■ Problem to solve ■
Among the entries, which lines carry the string "sugira"? Copy each of them.

╭──

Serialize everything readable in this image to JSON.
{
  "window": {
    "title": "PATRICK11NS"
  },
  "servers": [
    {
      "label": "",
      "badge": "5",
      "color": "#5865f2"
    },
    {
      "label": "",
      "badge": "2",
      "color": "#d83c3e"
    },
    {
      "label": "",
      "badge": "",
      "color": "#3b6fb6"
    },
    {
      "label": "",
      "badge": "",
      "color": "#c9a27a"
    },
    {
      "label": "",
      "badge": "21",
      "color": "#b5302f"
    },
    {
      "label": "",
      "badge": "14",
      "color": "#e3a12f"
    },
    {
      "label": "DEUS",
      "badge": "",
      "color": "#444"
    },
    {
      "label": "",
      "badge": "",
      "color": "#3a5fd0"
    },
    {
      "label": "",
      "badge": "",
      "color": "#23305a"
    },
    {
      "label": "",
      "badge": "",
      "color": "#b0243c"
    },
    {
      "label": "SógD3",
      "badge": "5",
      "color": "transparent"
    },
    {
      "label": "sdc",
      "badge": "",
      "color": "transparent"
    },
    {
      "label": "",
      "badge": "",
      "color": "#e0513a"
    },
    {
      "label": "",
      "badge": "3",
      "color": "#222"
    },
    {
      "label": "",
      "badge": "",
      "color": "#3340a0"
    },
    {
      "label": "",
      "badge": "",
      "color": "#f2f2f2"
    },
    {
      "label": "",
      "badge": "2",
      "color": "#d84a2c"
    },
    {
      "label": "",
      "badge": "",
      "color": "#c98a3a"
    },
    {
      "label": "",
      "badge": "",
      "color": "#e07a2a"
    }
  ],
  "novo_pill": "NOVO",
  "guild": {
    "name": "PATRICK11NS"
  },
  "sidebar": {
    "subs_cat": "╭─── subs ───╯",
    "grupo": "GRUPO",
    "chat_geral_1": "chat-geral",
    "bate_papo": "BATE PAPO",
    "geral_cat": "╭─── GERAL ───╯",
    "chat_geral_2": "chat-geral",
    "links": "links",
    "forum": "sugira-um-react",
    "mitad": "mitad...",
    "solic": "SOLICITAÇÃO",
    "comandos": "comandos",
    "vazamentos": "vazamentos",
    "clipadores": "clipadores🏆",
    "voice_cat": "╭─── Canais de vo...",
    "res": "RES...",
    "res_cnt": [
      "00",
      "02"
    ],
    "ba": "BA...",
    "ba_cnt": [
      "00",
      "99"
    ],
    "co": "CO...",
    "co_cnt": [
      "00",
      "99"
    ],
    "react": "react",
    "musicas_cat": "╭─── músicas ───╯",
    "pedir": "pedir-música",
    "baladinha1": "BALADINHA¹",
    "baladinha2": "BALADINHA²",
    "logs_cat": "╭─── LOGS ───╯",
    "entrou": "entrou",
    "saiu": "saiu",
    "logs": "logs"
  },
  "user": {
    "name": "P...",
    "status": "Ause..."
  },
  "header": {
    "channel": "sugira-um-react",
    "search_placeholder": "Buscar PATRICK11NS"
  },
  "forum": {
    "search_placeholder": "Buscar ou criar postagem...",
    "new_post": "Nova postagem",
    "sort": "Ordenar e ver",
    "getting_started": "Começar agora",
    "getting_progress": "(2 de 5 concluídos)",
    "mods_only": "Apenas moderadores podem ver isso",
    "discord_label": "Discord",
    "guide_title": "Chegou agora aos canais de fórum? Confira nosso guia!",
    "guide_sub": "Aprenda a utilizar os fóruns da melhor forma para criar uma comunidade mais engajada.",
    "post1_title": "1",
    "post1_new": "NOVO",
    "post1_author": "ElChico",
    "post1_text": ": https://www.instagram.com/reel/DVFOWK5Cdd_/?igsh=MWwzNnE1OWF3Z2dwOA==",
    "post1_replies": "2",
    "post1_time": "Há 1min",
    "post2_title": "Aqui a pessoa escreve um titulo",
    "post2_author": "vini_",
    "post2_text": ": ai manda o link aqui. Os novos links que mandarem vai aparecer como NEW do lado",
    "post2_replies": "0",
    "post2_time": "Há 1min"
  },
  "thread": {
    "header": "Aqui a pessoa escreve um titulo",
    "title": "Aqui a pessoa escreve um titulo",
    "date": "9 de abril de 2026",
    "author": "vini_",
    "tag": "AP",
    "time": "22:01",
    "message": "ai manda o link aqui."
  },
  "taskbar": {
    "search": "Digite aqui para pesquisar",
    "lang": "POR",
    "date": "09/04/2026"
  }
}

╰──

■ Result of this exercise ■
    "forum": "sugira-um-react",
    "channel": "sugira-um-react",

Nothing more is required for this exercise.